**Problem to solve:** Can you repeat word for word everything in the jury piece below from "Some might tell" down to "of twelve strangers."?

**Text shown:**
-.-.-

Jessa Nicholson is a private bar criminal defense attorney in Madison, Wisconsin. She runs a two attorney firm, Frederick/Nicholson, LLC, with her business partner, Terry Frederick. Jessa attended the University of Michigan for her undergraduate studies and the University of Wisconsin law school. She is a member of the Wisconsin Bar, the Dane County Bar Association, and the Wisconsin Association of Criminal Defense Attorneys. Frederick/Nicholson, LLC provides all types of criminal defense both state and federal, including felonies, misdemeanors, and OWI/traffic offenses. Jessa has successfully litigated a number of criminal cases both at the pre-trial stage and through jury trials, winning dismissals and acquittals for clients in both felony and misdemeanor matters. In her spare time, Jessa enjoys art, books, strong ale, good music, and not being in a suit.
I Love A Jury:
Second only to jokes about lawyers are the jokes about juries. You’ve heard them before. Juries are composed “twelve people so dumb they can’t get out of jury duty”. But, while most jokes about lawyers are somewhat (ok, almost entirely) justified, the cracks about jurors, in my humble opinion, are more or less completely out of line.
I love a jury. Love them. I cannot stress this enough. I fell in love with the jury twenty minutes into jury selection of my very first trial, when I got up to introduce myself. The attorney for the government had stood up and, very formally, professionally, and properly stated his full name and title and rattled off the names of his colleagues at the district attorney’s office.
I, on the other hand, so full of coffee and nerves that I could barely hold myself up from the knees, waved enthusiastically and half-spoke, half-yelled “Hey, everybody! I’m Jessa!!” The whole room shouted back, “Hi, Jessa!!” Some even waved.
Right then, before I had so much as asked any of them a question, I was hooked. I love a jury.
Some might tell you I’m in the minority there. For starters, the fear of public speaking currently ranks higher than death in most polls, so statistics show that your average individual would quite literally sooner shoot himself in the head than have to talk for days on end in front of a group of twelve strangers.
Assuming, just for the sake of argument, that trial attorneys have somehow overcome this fear (though I’m of the belief that every good lawyer gets a tiny bit nervous before beginning a trial—not so much that it affects his performance in any way, but just enough that it makes him at the top of his game), I can say that I’ve got a lot of friends in my profession, and their opinions of juries are all across the map. Some of them hate a jury, believing that jurors feel a duty to convict regardless of the evidence. Some believe that juries are unpredictable. Some have the utmost respect for the (admittedly inconvenient) task that jurors undertake. It varies. Again-and I cannot stress this enough—me? I love a jury.

-.-.-

**Source data:**

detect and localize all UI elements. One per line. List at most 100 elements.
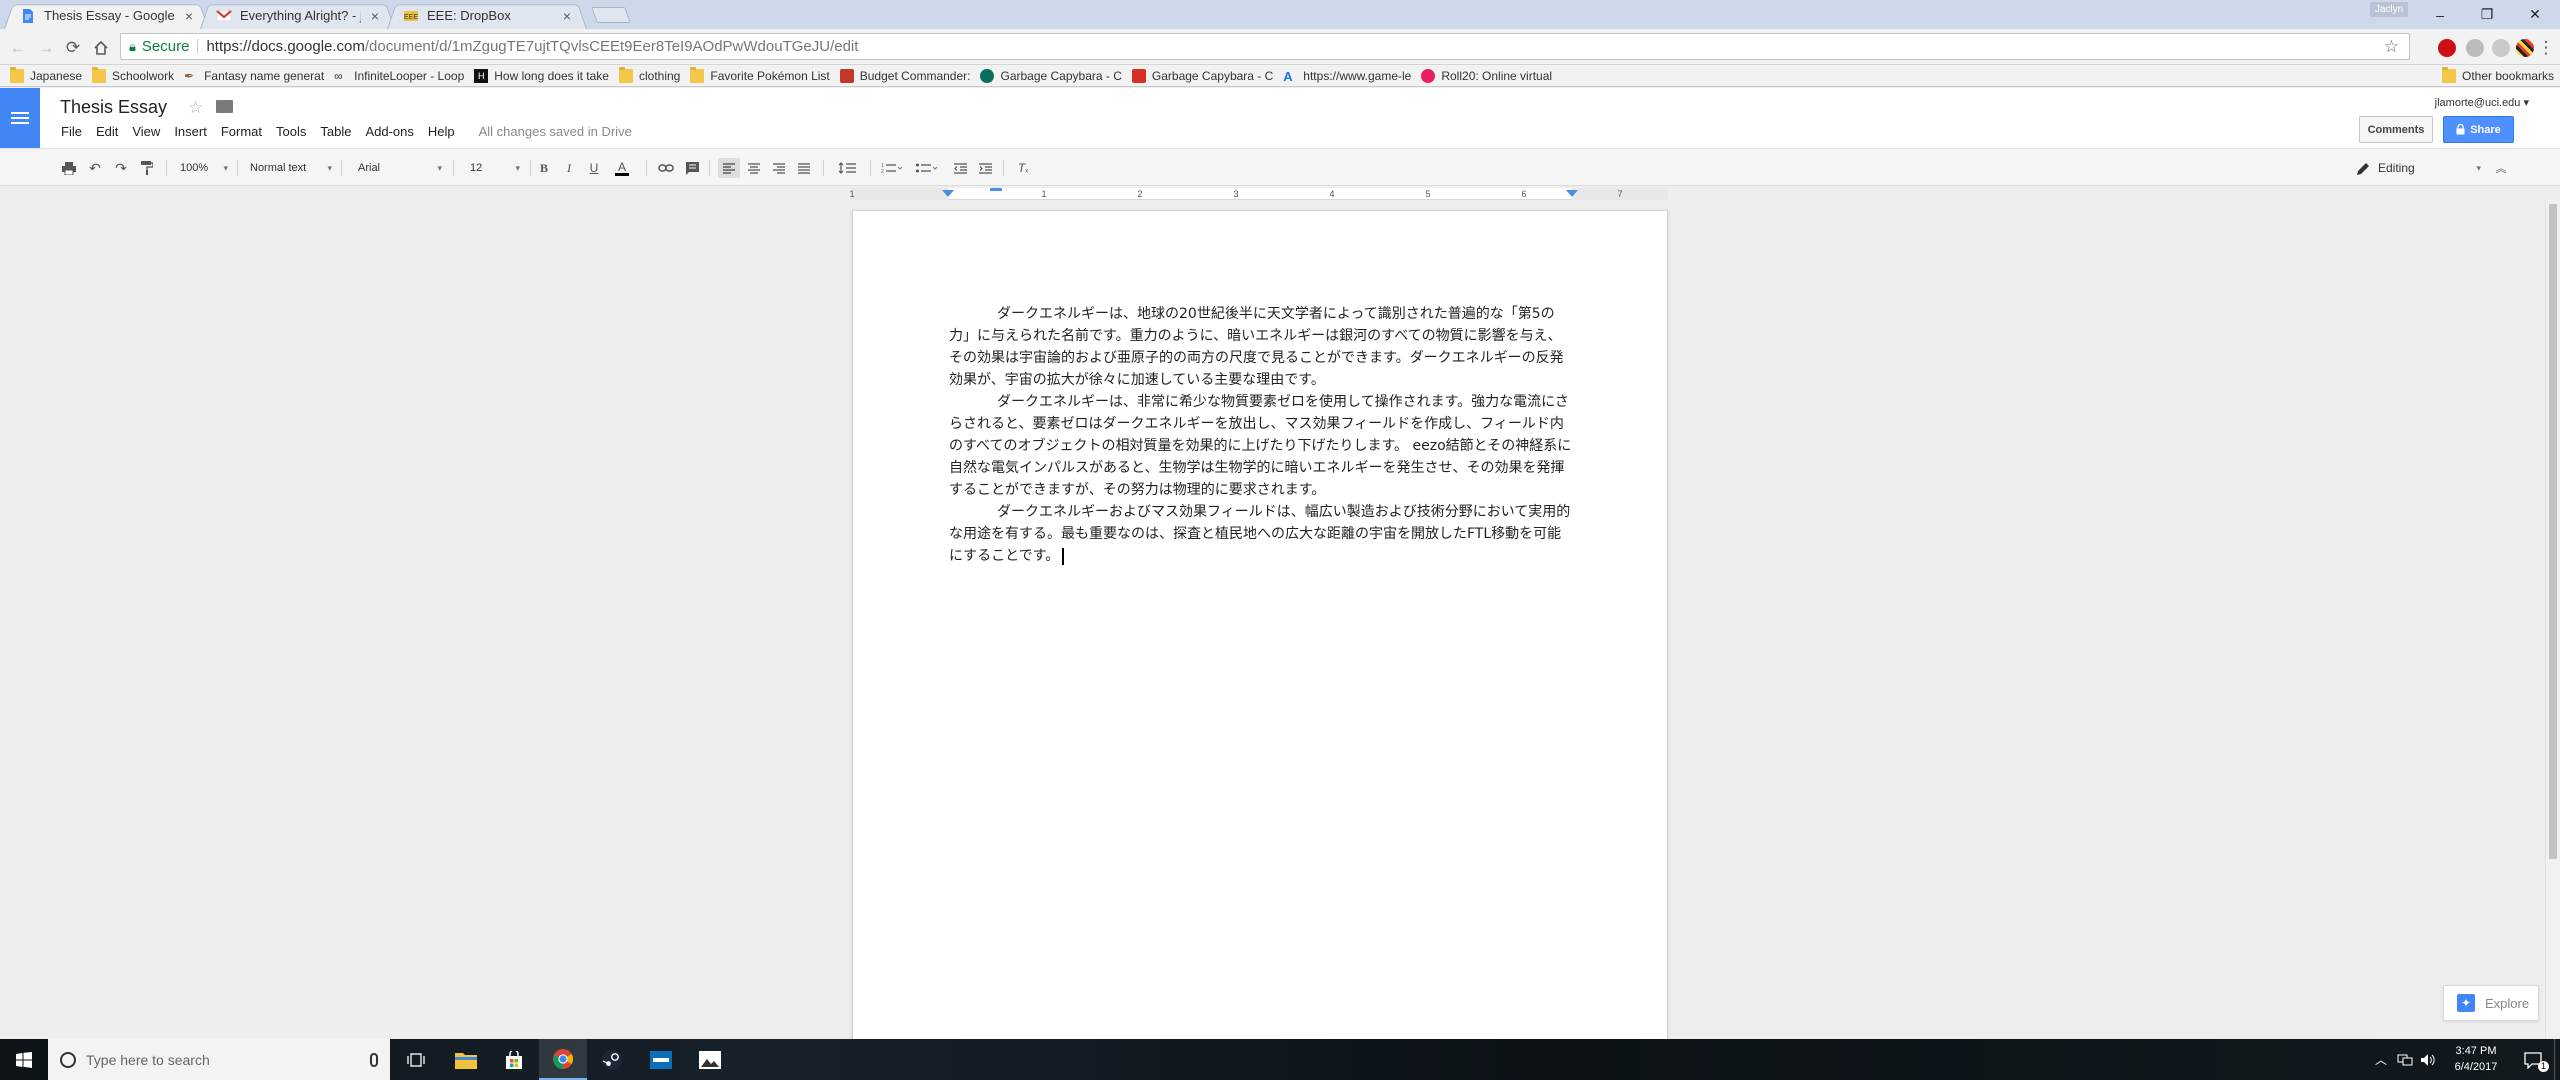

-.-.-

**Result:**
Some might tell you I’m in the minority there. For starters, the fear of public speaking currently ranks higher than death in most polls, so statistics show that your average individual would quite literally sooner shoot himself in the head than have to talk for days on end in front of a group of twelve strangers.